Stated goal: Present every line in which the string "BINANCE" appears.

Material for this exercise:

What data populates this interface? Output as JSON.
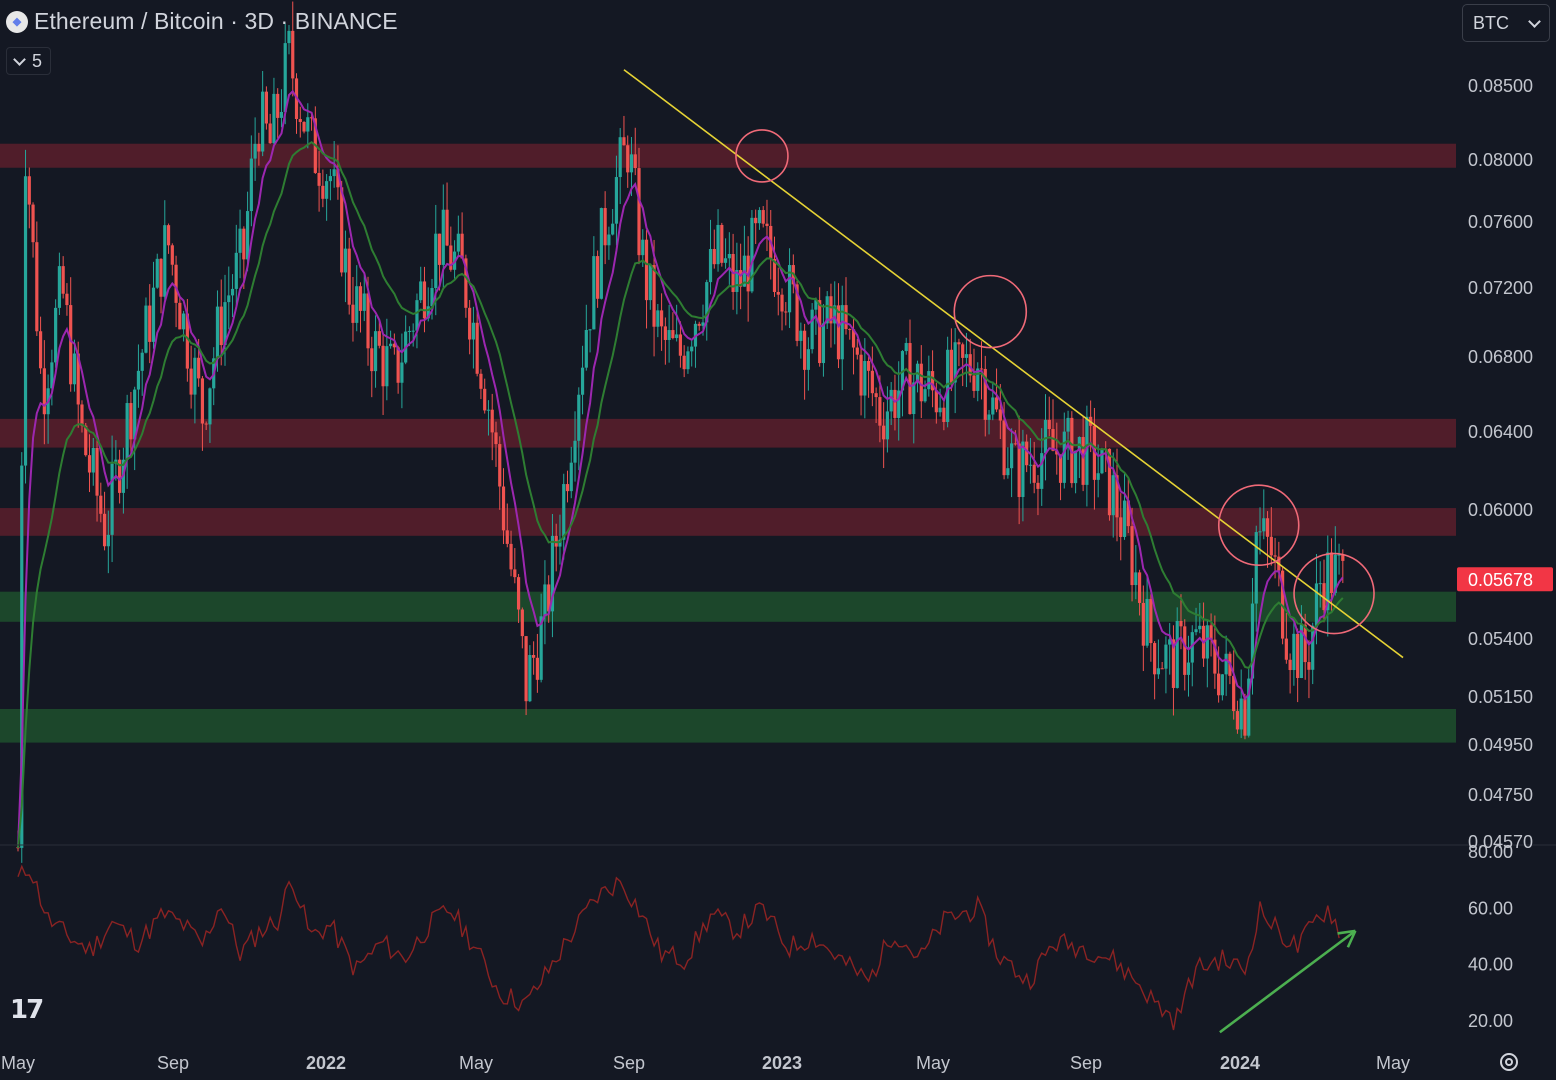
{
  "header": {
    "title": "Ethereum / Bitcoin · 3D · BINANCE",
    "indicator_count": "5",
    "currency": "BTC",
    "logo_letter": "◆"
  },
  "watermark": "17",
  "colors": {
    "background": "#141823",
    "up": "#26a69a",
    "down": "#ef5350",
    "ema_fast": "#9c27b0",
    "ema_slow": "#2e7d32",
    "resistance_zone": "#5a1f2b",
    "support_zone": "#1d4d2c",
    "trendline": "#e6d335",
    "rsi": "#8b2323",
    "arrow": "#4caf50",
    "price_tag": "#f23645"
  },
  "chart_data": {
    "type": "candlestick",
    "symbol": "ETHBTC",
    "interval": "3D",
    "exchange": "BINANCE",
    "price_axis": {
      "ticks": [
        "0.08500",
        "0.08000",
        "0.07600",
        "0.07200",
        "0.06800",
        "0.06400",
        "0.06000",
        "0.05400",
        "0.05150",
        "0.04950",
        "0.04750",
        "0.04570"
      ]
    },
    "last_price": "0.05678",
    "time_axis": [
      "May",
      "Sep",
      "2022",
      "May",
      "Sep",
      "2023",
      "May",
      "Sep",
      "2024",
      "May"
    ],
    "time_axis_bold": [
      "2022",
      "2023",
      "2024"
    ],
    "resistance_zones": [
      [
        0.0795,
        0.0811
      ],
      [
        0.0632,
        0.0647
      ],
      [
        0.0588,
        0.0601
      ]
    ],
    "support_zones": [
      [
        0.0548,
        0.0562
      ],
      [
        0.0496,
        0.051
      ]
    ],
    "trendline": {
      "from": [
        "2022-08-27",
        0.0861
      ],
      "to": [
        "2024-05-09",
        0.0532
      ]
    },
    "touch_circles": [
      "2022-12",
      "2023-06",
      "2024-01",
      "2024-03"
    ],
    "price_points": [
      [
        "2021-05-01",
        0.0455
      ],
      [
        "2021-05-07",
        0.081
      ],
      [
        "2021-05-20",
        0.066
      ],
      [
        "2021-06-05",
        0.072
      ],
      [
        "2021-06-20",
        0.064
      ],
      [
        "2021-07-10",
        0.059
      ],
      [
        "2021-07-25",
        0.064
      ],
      [
        "2021-08-10",
        0.069
      ],
      [
        "2021-08-28",
        0.075
      ],
      [
        "2021-09-10",
        0.07
      ],
      [
        "2021-09-25",
        0.065
      ],
      [
        "2021-10-12",
        0.071
      ],
      [
        "2021-10-28",
        0.074
      ],
      [
        "2021-11-08",
        0.083
      ],
      [
        "2021-11-18",
        0.081
      ],
      [
        "2021-12-03",
        0.087
      ],
      [
        "2021-12-20",
        0.081
      ],
      [
        "2022-01-05",
        0.079
      ],
      [
        "2022-01-20",
        0.072
      ],
      [
        "2022-02-05",
        0.069
      ],
      [
        "2022-02-25",
        0.067
      ],
      [
        "2022-03-15",
        0.071
      ],
      [
        "2022-04-01",
        0.075
      ],
      [
        "2022-04-20",
        0.073
      ],
      [
        "2022-05-10",
        0.066
      ],
      [
        "2022-05-25",
        0.059
      ],
      [
        "2022-06-10",
        0.052
      ],
      [
        "2022-06-25",
        0.055
      ],
      [
        "2022-07-10",
        0.061
      ],
      [
        "2022-07-28",
        0.07
      ],
      [
        "2022-08-15",
        0.077
      ],
      [
        "2022-08-30",
        0.081
      ],
      [
        "2022-09-12",
        0.073
      ],
      [
        "2022-09-25",
        0.069
      ],
      [
        "2022-10-10",
        0.068
      ],
      [
        "2022-10-25",
        0.071
      ],
      [
        "2022-11-10",
        0.074
      ],
      [
        "2022-11-25",
        0.072
      ],
      [
        "2022-12-12",
        0.075
      ],
      [
        "2022-12-30",
        0.073
      ],
      [
        "2023-01-20",
        0.069
      ],
      [
        "2023-02-10",
        0.07
      ],
      [
        "2023-02-28",
        0.068
      ],
      [
        "2023-03-20",
        0.065
      ],
      [
        "2023-04-10",
        0.067
      ],
      [
        "2023-05-01",
        0.066
      ],
      [
        "2023-05-20",
        0.067
      ],
      [
        "2023-06-05",
        0.068
      ],
      [
        "2023-06-18",
        0.065
      ],
      [
        "2023-07-05",
        0.062
      ],
      [
        "2023-07-25",
        0.063
      ],
      [
        "2023-08-15",
        0.063
      ],
      [
        "2023-09-01",
        0.063
      ],
      [
        "2023-09-20",
        0.061
      ],
      [
        "2023-10-05",
        0.058
      ],
      [
        "2023-10-20",
        0.054
      ],
      [
        "2023-11-05",
        0.053
      ],
      [
        "2023-11-25",
        0.054
      ],
      [
        "2023-12-10",
        0.053
      ],
      [
        "2023-12-25",
        0.052
      ],
      [
        "2024-01-05",
        0.051
      ],
      [
        "2024-01-12",
        0.059
      ],
      [
        "2024-01-25",
        0.058
      ],
      [
        "2024-02-08",
        0.054
      ],
      [
        "2024-02-22",
        0.053
      ],
      [
        "2024-03-05",
        0.057
      ],
      [
        "2024-03-15",
        0.057
      ],
      [
        "2024-03-22",
        0.0568
      ]
    ],
    "rsi": {
      "axis_ticks": [
        "80.00",
        "60.00",
        "40.00",
        "20.00"
      ],
      "points": [
        [
          "2021-05-01",
          70
        ],
        [
          "2021-05-10",
          75
        ],
        [
          "2021-05-25",
          56
        ],
        [
          "2021-06-10",
          50
        ],
        [
          "2021-06-28",
          45
        ],
        [
          "2021-07-15",
          55
        ],
        [
          "2021-08-05",
          48
        ],
        [
          "2021-08-25",
          58
        ],
        [
          "2021-09-10",
          54
        ],
        [
          "2021-09-25",
          47
        ],
        [
          "2021-10-10",
          62
        ],
        [
          "2021-10-25",
          44
        ],
        [
          "2021-11-10",
          52
        ],
        [
          "2021-11-25",
          56
        ],
        [
          "2021-12-05",
          72
        ],
        [
          "2021-12-20",
          50
        ],
        [
          "2022-01-05",
          54
        ],
        [
          "2022-01-25",
          38
        ],
        [
          "2022-02-15",
          48
        ],
        [
          "2022-03-05",
          42
        ],
        [
          "2022-03-25",
          54
        ],
        [
          "2022-04-10",
          60
        ],
        [
          "2022-04-28",
          48
        ],
        [
          "2022-05-20",
          30
        ],
        [
          "2022-06-10",
          26
        ],
        [
          "2022-06-25",
          36
        ],
        [
          "2022-07-15",
          50
        ],
        [
          "2022-08-05",
          64
        ],
        [
          "2022-08-25",
          70
        ],
        [
          "2022-09-10",
          58
        ],
        [
          "2022-09-25",
          44
        ],
        [
          "2022-10-15",
          42
        ],
        [
          "2022-11-05",
          58
        ],
        [
          "2022-11-25",
          52
        ],
        [
          "2022-12-15",
          60
        ],
        [
          "2023-01-05",
          46
        ],
        [
          "2023-01-25",
          50
        ],
        [
          "2023-02-15",
          42
        ],
        [
          "2023-03-10",
          34
        ],
        [
          "2023-03-30",
          52
        ],
        [
          "2023-04-20",
          42
        ],
        [
          "2023-05-10",
          56
        ],
        [
          "2023-06-05",
          60
        ],
        [
          "2023-06-20",
          44
        ],
        [
          "2023-07-15",
          34
        ],
        [
          "2023-08-05",
          48
        ],
        [
          "2023-08-30",
          46
        ],
        [
          "2023-09-20",
          42
        ],
        [
          "2023-10-10",
          34
        ],
        [
          "2023-10-25",
          26
        ],
        [
          "2023-11-10",
          20
        ],
        [
          "2023-11-25",
          38
        ],
        [
          "2023-12-15",
          42
        ],
        [
          "2024-01-05",
          38
        ],
        [
          "2024-01-15",
          60
        ],
        [
          "2024-01-30",
          52
        ],
        [
          "2024-02-15",
          46
        ],
        [
          "2024-03-01",
          56
        ],
        [
          "2024-03-10",
          60
        ],
        [
          "2024-03-20",
          52
        ]
      ],
      "arrow": {
        "from": [
          "2023-12-15",
          16
        ],
        "to": [
          "2024-04-01",
          52
        ]
      }
    }
  }
}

Final result:
    "title": "Ethereum / Bitcoin · 3D · BINANCE",
    "exchange": "BINANCE",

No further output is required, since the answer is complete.